Work to complete: From the records, pick out and copy each line containing "根据国开联统计".

Recorded data:
++++++

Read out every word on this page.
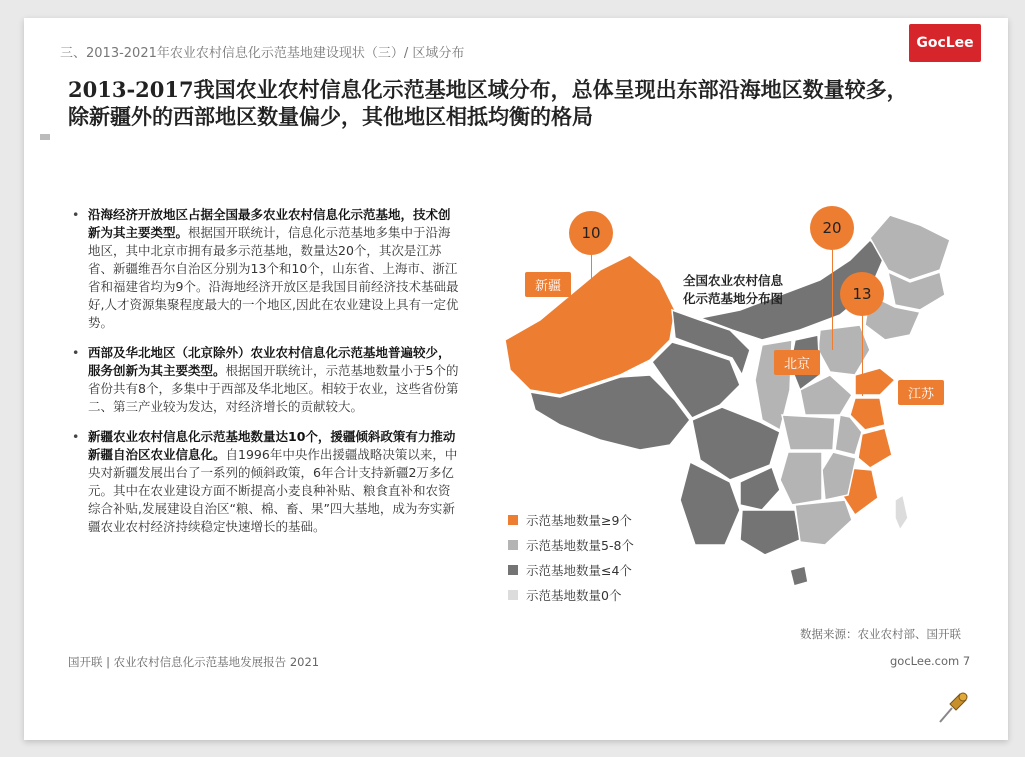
三、2013-2021年农业农村信息化示范基地建设现状（三）/ 区域分布
GocLee
2013-2017我国农业农村信息化示范基地区域分布，总体呈现出东部沿海地区数量较多，除新疆外的西部地区数量偏少，其他地区相抵均衡的格局
• 沿海经济开放地区占据全国最多农业农村信息化示范基地，技术创新为其主要类型。根据国开联统计，信息化示范基地多集中于沿海地区，其中北京市拥有最多示范基地，数量达20个，其次是江苏省、新疆维吾尔自治区分别为13个和10个，山东省、上海市、浙江省和福建省均为9个。沿海地经济开放区是我国目前经济技术基础最好,人才资源集聚程度最大的一个地区,因此在农业建设上具有一定优势。
• 西部及华北地区（北京除外）农业农村信息化示范基地普遍较少，服务创新为其主要类型。根据国开联统计，示范基地数量小于5个的省份共有8个，多集中于西部及华北地区。相较于农业，这些省份第二、第三产业较为发达，对经济增长的贡献较大。
• 新疆农业农村信息化示范基地数量达10个，援疆倾斜政策有力推动新疆自治区农业信息化。自1996年中央作出援疆战略决策以来，中央对新疆发展出台了一系列的倾斜政策，6年合计支持新疆2万多亿元。其中在农业建设方面不断提高小麦良种补贴、粮食直补和农资综合补贴,发展建设自治区“粮、棉、畜、果”四大基地，成为夯实新疆农业农村经济持续稳定快速增长的基础。
10
新疆
20
北京
13
江苏
全国农业农村信息
化示范基地分布图
示范基地数量≥9个
示范基地数量5-8个
示范基地数量≤4个
示范基地数量0个
数据来源：农业农村部、国开联
国开联 | 农业农村信息化示范基地发展报告 2021	gocLee.com 7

++++++

Correct output:
• 沿海经济开放地区占据全国最多农业农村信息化示范基地，技术创新为其主要类型。根据国开联统计，信息化示范基地多集中于沿海地区，其中北京市拥有最多示范基地，数量达20个，其次是江苏省、新疆维吾尔自治区分别为13个和10个，山东省、上海市、浙江省和福建省均为9个。沿海地经济开放区是我国目前经济技术基础最好,人才资源集聚程度最大的一个地区,因此在农业建设上具有一定优势。
• 西部及华北地区（北京除外）农业农村信息化示范基地普遍较少，服务创新为其主要类型。根据国开联统计，示范基地数量小于5个的省份共有8个，多集中于西部及华北地区。相较于农业，这些省份第二、第三产业较为发达，对经济增长的贡献较大。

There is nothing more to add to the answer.